= Exercise description =
Copy out all the lines where "JSON" shows up.
========================================================================
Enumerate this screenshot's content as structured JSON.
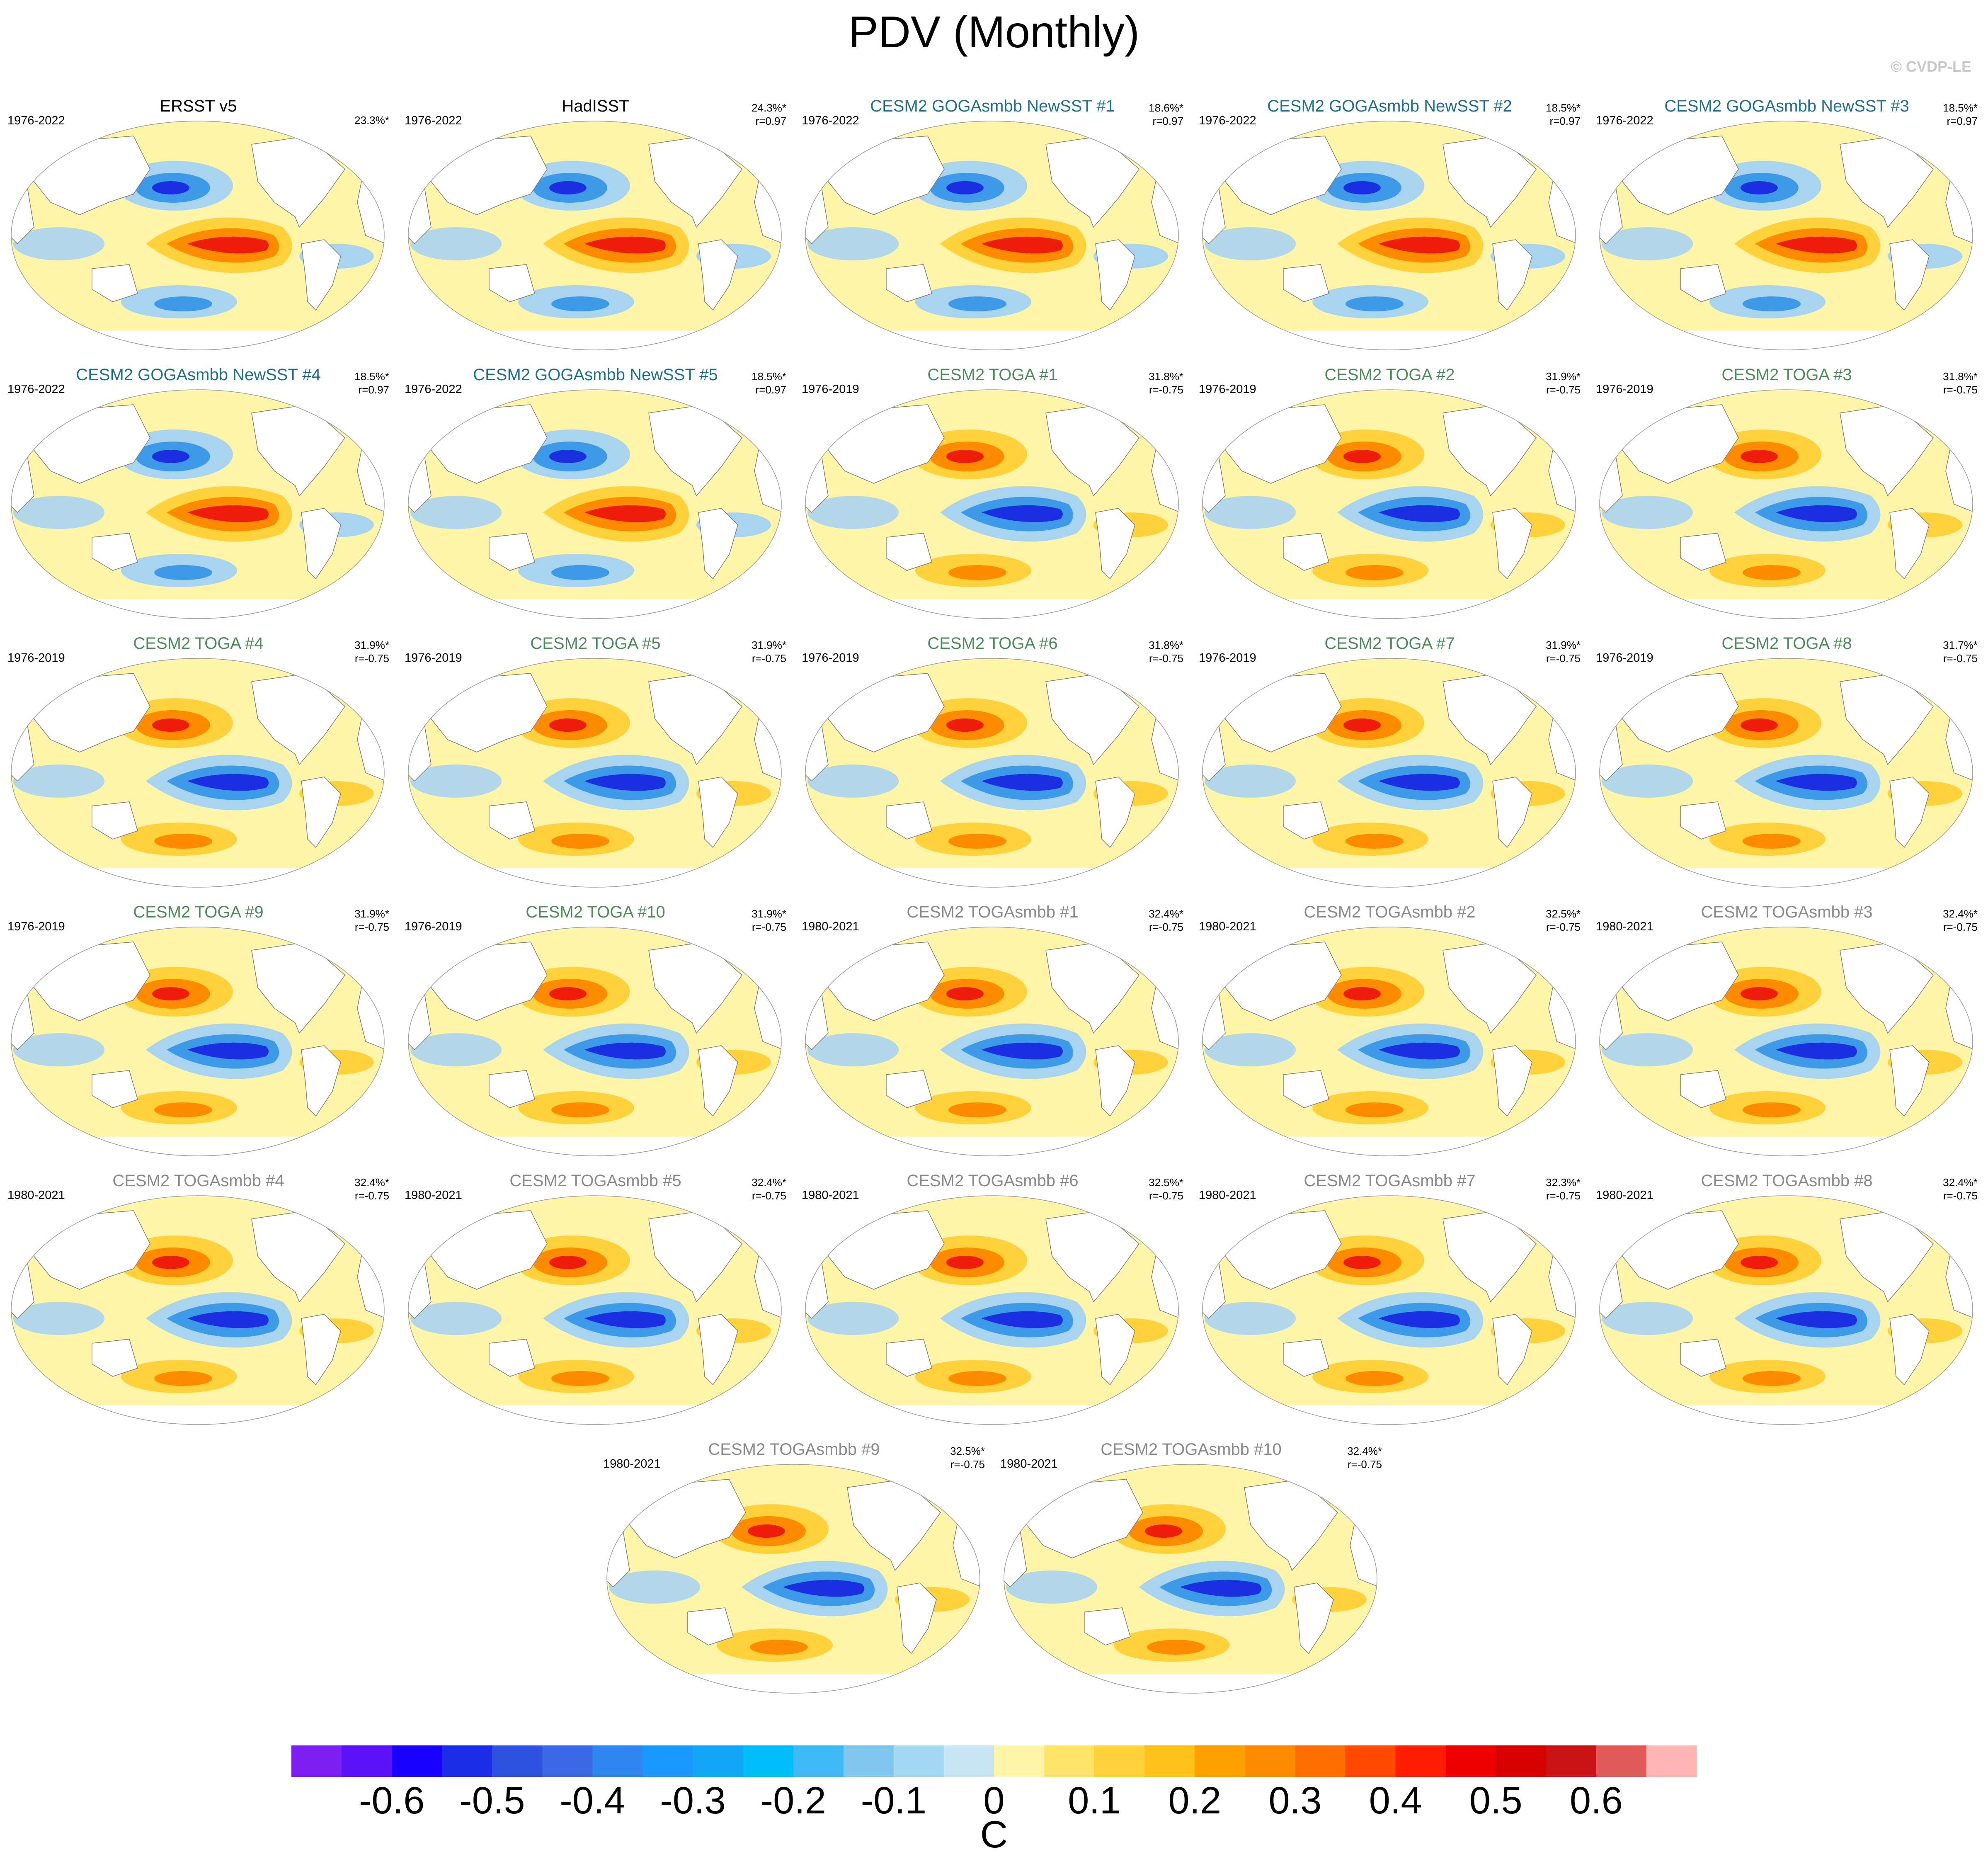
{
  "title": "PDV (Monthly)",
  "copyright": "© CVDP-LE",
  "pattern_colors": {
    "ocean": "#fff5a8",
    "land": "#ffffff",
    "coast": "#7a7a7a",
    "warm1": "#ffd23c",
    "warm2": "#ff8c00",
    "warm3": "#ee1c0a",
    "cool1": "#a8d4ef",
    "cool2": "#3d9ae8",
    "cool3": "#1a2fe0"
  },
  "title_colors": {
    "obs": "#000000",
    "goga": "#1f6e8c",
    "toga": "#4f8a5c",
    "togasmbb": "#8a8a8a"
  },
  "panels": [
    {
      "title": "ERSST v5",
      "period": "1976-2022",
      "pct": "23.3%*",
      "corr": "",
      "group": "obs"
    },
    {
      "title": "HadISST",
      "period": "1976-2022",
      "pct": "24.3%*",
      "corr": "r=0.97",
      "group": "obs"
    },
    {
      "title": "CESM2 GOGAsmbb NewSST #1",
      "period": "1976-2022",
      "pct": "18.6%*",
      "corr": "r=0.97",
      "group": "goga"
    },
    {
      "title": "CESM2 GOGAsmbb NewSST #2",
      "period": "1976-2022",
      "pct": "18.5%*",
      "corr": "r=0.97",
      "group": "goga"
    },
    {
      "title": "CESM2 GOGAsmbb NewSST #3",
      "period": "1976-2022",
      "pct": "18.5%*",
      "corr": "r=0.97",
      "group": "goga"
    },
    {
      "title": "CESM2 GOGAsmbb NewSST #4",
      "period": "1976-2022",
      "pct": "18.5%*",
      "corr": "r=0.97",
      "group": "goga"
    },
    {
      "title": "CESM2 GOGAsmbb NewSST #5",
      "period": "1976-2022",
      "pct": "18.5%*",
      "corr": "r=0.97",
      "group": "goga"
    },
    {
      "title": "CESM2 TOGA #1",
      "period": "1976-2019",
      "pct": "31.8%*",
      "corr": "r=-0.75",
      "group": "toga"
    },
    {
      "title": "CESM2 TOGA #2",
      "period": "1976-2019",
      "pct": "31.9%*",
      "corr": "r=-0.75",
      "group": "toga"
    },
    {
      "title": "CESM2 TOGA #3",
      "period": "1976-2019",
      "pct": "31.8%*",
      "corr": "r=-0.75",
      "group": "toga"
    },
    {
      "title": "CESM2 TOGA #4",
      "period": "1976-2019",
      "pct": "31.9%*",
      "corr": "r=-0.75",
      "group": "toga"
    },
    {
      "title": "CESM2 TOGA #5",
      "period": "1976-2019",
      "pct": "31.9%*",
      "corr": "r=-0.75",
      "group": "toga"
    },
    {
      "title": "CESM2 TOGA #6",
      "period": "1976-2019",
      "pct": "31.8%*",
      "corr": "r=-0.75",
      "group": "toga"
    },
    {
      "title": "CESM2 TOGA #7",
      "period": "1976-2019",
      "pct": "31.9%*",
      "corr": "r=-0.75",
      "group": "toga"
    },
    {
      "title": "CESM2 TOGA #8",
      "period": "1976-2019",
      "pct": "31.7%*",
      "corr": "r=-0.75",
      "group": "toga"
    },
    {
      "title": "CESM2 TOGA #9",
      "period": "1976-2019",
      "pct": "31.9%*",
      "corr": "r=-0.75",
      "group": "toga"
    },
    {
      "title": "CESM2 TOGA #10",
      "period": "1976-2019",
      "pct": "31.9%*",
      "corr": "r=-0.75",
      "group": "toga"
    },
    {
      "title": "CESM2 TOGAsmbb #1",
      "period": "1980-2021",
      "pct": "32.4%*",
      "corr": "r=-0.75",
      "group": "togasmbb"
    },
    {
      "title": "CESM2 TOGAsmbb #2",
      "period": "1980-2021",
      "pct": "32.5%*",
      "corr": "r=-0.75",
      "group": "togasmbb"
    },
    {
      "title": "CESM2 TOGAsmbb #3",
      "period": "1980-2021",
      "pct": "32.4%*",
      "corr": "r=-0.75",
      "group": "togasmbb"
    },
    {
      "title": "CESM2 TOGAsmbb #4",
      "period": "1980-2021",
      "pct": "32.4%*",
      "corr": "r=-0.75",
      "group": "togasmbb"
    },
    {
      "title": "CESM2 TOGAsmbb #5",
      "period": "1980-2021",
      "pct": "32.4%*",
      "corr": "r=-0.75",
      "group": "togasmbb"
    },
    {
      "title": "CESM2 TOGAsmbb #6",
      "period": "1980-2021",
      "pct": "32.5%*",
      "corr": "r=-0.75",
      "group": "togasmbb"
    },
    {
      "title": "CESM2 TOGAsmbb #7",
      "period": "1980-2021",
      "pct": "32.3%*",
      "corr": "r=-0.75",
      "group": "togasmbb"
    },
    {
      "title": "CESM2 TOGAsmbb #8",
      "period": "1980-2021",
      "pct": "32.4%*",
      "corr": "r=-0.75",
      "group": "togasmbb"
    },
    {
      "title": "CESM2 TOGAsmbb #9",
      "period": "1980-2021",
      "pct": "32.5%*",
      "corr": "r=-0.75",
      "group": "togasmbb"
    },
    {
      "title": "CESM2 TOGAsmbb #10",
      "period": "1980-2021",
      "pct": "32.4%*",
      "corr": "r=-0.75",
      "group": "togasmbb"
    }
  ],
  "colorbar": {
    "unit": "C",
    "labels": [
      "-0.6",
      "-0.5",
      "-0.4",
      "-0.3",
      "-0.2",
      "-0.1",
      "0",
      "0.1",
      "0.2",
      "0.3",
      "0.4",
      "0.5",
      "0.6"
    ],
    "colors": [
      "#7a1ff0",
      "#5a14f5",
      "#1a00ff",
      "#1d2ee8",
      "#2f52e0",
      "#3a6ae6",
      "#2e86f0",
      "#1b98ff",
      "#13a8f7",
      "#00bdfb",
      "#3fb9f4",
      "#7ec6ec",
      "#a4d8f2",
      "#c9e5f3",
      "#fff5a8",
      "#ffe66b",
      "#ffd23c",
      "#ffc21c",
      "#ffa200",
      "#ff8c00",
      "#ff6e00",
      "#ff4a00",
      "#ff1e00",
      "#ee0000",
      "#d60000",
      "#c81414",
      "#e05a5a",
      "#ffb4b4"
    ]
  }
}
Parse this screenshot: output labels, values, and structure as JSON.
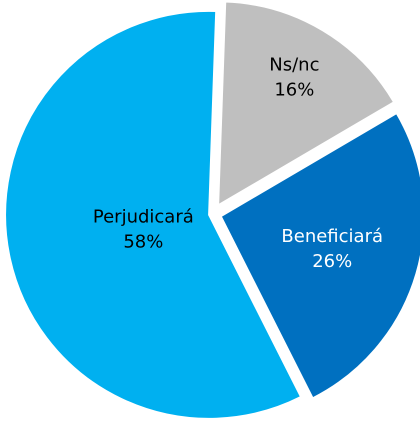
{
  "chart_data": {
    "type": "pie",
    "categories": [
      "Ns/nc",
      "Beneficiará",
      "Perjudicará"
    ],
    "values": [
      16,
      26,
      58
    ],
    "value_labels": [
      "16%",
      "26%",
      "58%"
    ],
    "colors": [
      "#bfbfbf",
      "#0070c0",
      "#00b0f0"
    ],
    "label_colors": [
      "#000000",
      "#ffffff",
      "#000000"
    ]
  }
}
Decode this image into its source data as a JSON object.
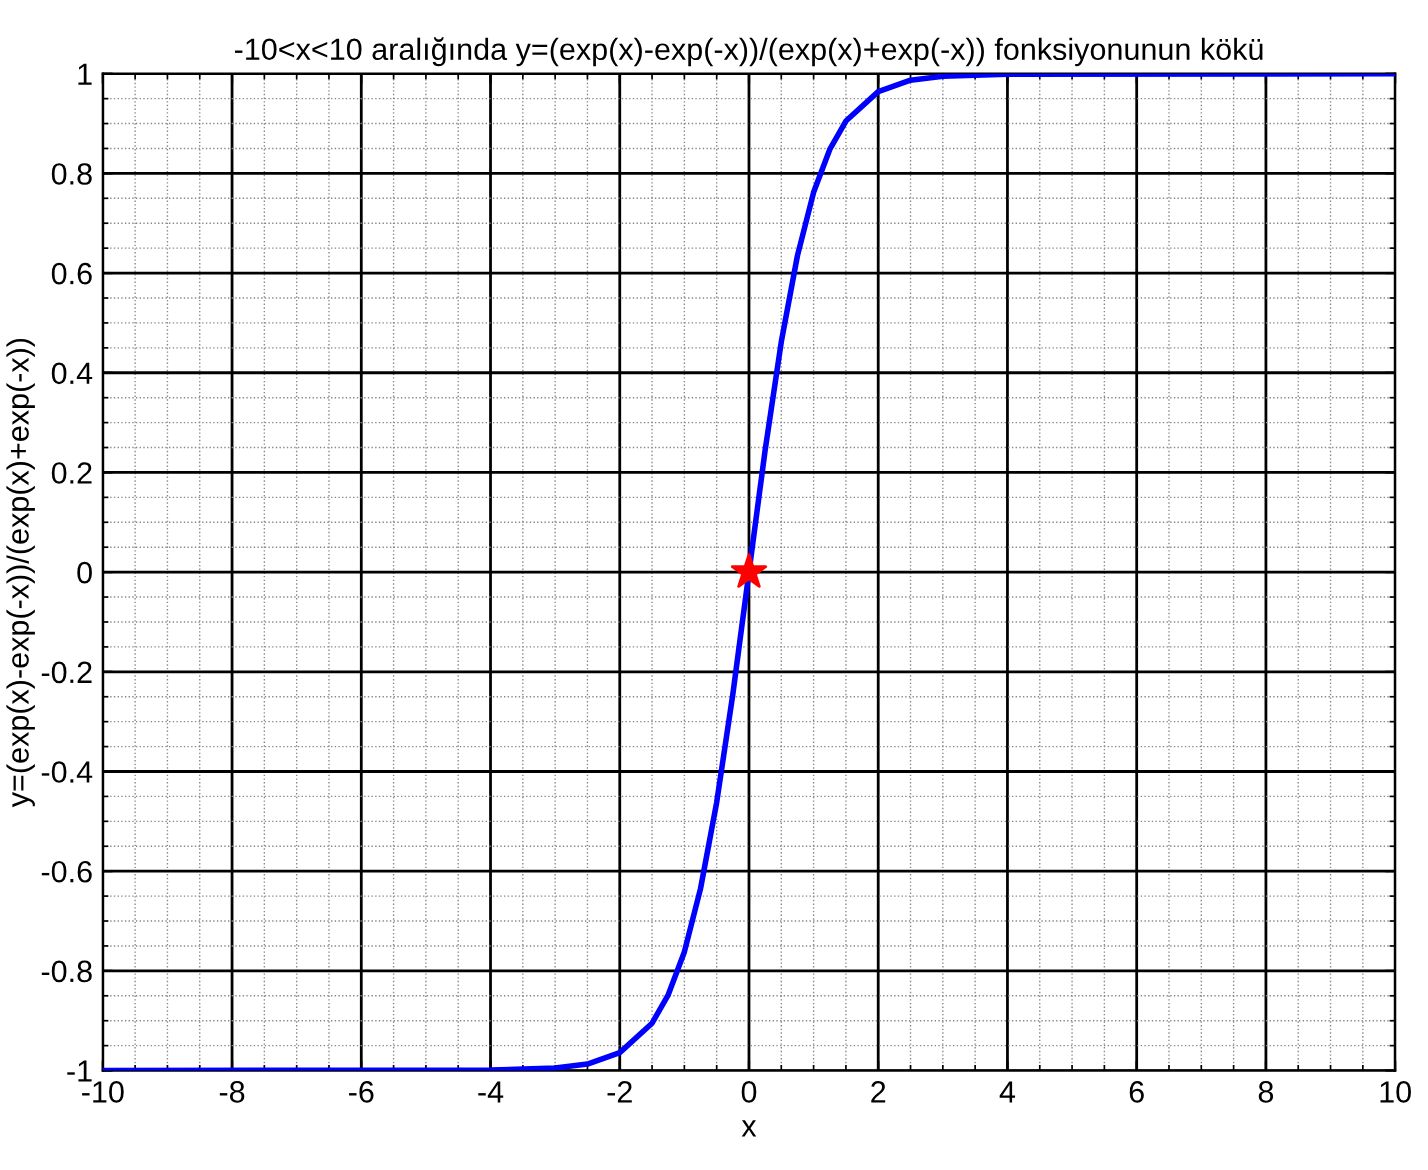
{
  "chart_data": {
    "type": "line",
    "title": "-10<x<10 aralığında y=(exp(x)-exp(-x))/(exp(x)+exp(-x)) fonksiyonunun kökü",
    "xlabel": "x",
    "ylabel": "y=(exp(x)-exp(-x))/(exp(x)+exp(-x))",
    "xlim": [
      -10,
      10
    ],
    "ylim": [
      -1,
      1
    ],
    "xticks": [
      -10,
      -8,
      -6,
      -4,
      -2,
      0,
      2,
      4,
      6,
      8,
      10
    ],
    "yticks": [
      -1,
      -0.8,
      -0.6,
      -0.4,
      -0.2,
      0,
      0.2,
      0.4,
      0.6,
      0.8,
      1
    ],
    "grid": true,
    "series": [
      {
        "color": "#0000ff",
        "marker": "none",
        "line_style": "solid",
        "x": [
          -10,
          -4,
          -3,
          -2.5,
          -2,
          -1.5,
          -1.25,
          -1,
          -0.75,
          -0.5,
          -0.25,
          0,
          0.25,
          0.5,
          0.75,
          1,
          1.25,
          1.5,
          2,
          2.5,
          3,
          4,
          10
        ],
        "values": [
          -1,
          -0.999,
          -0.995,
          -0.987,
          -0.964,
          -0.905,
          -0.848,
          -0.762,
          -0.635,
          -0.462,
          -0.245,
          0,
          0.245,
          0.462,
          0.635,
          0.762,
          0.848,
          0.905,
          0.964,
          0.987,
          0.995,
          0.999,
          1
        ]
      },
      {
        "type": "scatter",
        "color": "#ff0000",
        "marker": "star",
        "x": [
          0
        ],
        "values": [
          0
        ]
      }
    ]
  }
}
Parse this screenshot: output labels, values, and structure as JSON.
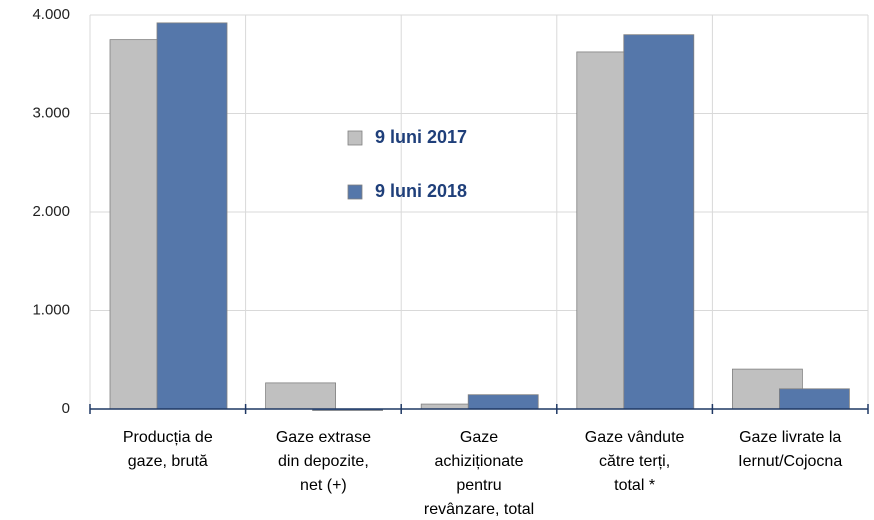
{
  "chart_data": {
    "type": "bar",
    "categories": [
      [
        "Producția de",
        "gaze, brută"
      ],
      [
        "Gaze extrase",
        "din depozite,",
        "net (+)"
      ],
      [
        "Gaze",
        "achiziționate",
        "pentru",
        "revânzare, total"
      ],
      [
        "Gaze vândute",
        "către terți,",
        "total *"
      ],
      [
        "Gaze livrate la",
        "Iernut/Cojocna"
      ]
    ],
    "series": [
      {
        "name": "9 luni 2017",
        "color": "#c0c0c0",
        "values": [
          3750,
          265,
          50,
          3625,
          405
        ]
      },
      {
        "name": "9 luni 2018",
        "color": "#5577aa",
        "values": [
          3920,
          -15,
          145,
          3800,
          205
        ]
      }
    ],
    "ylim": [
      0,
      4000
    ],
    "yticks": [
      0,
      {
        "value": 1000,
        "label": "1.000"
      },
      {
        "value": 2000,
        "label": "2.000"
      },
      {
        "value": 3000,
        "label": "3.000"
      },
      {
        "value": 4000,
        "label": "4.000"
      }
    ],
    "grid": true
  }
}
========================================================================
= Answer to the exercise =
Enumerate this screenshot's content as structured JSON.
Parse this screenshot: output labels, values, and structure as JSON.
Decode this image into its source data as a JSON object.
Parse this screenshot: output labels, values, and structure as JSON.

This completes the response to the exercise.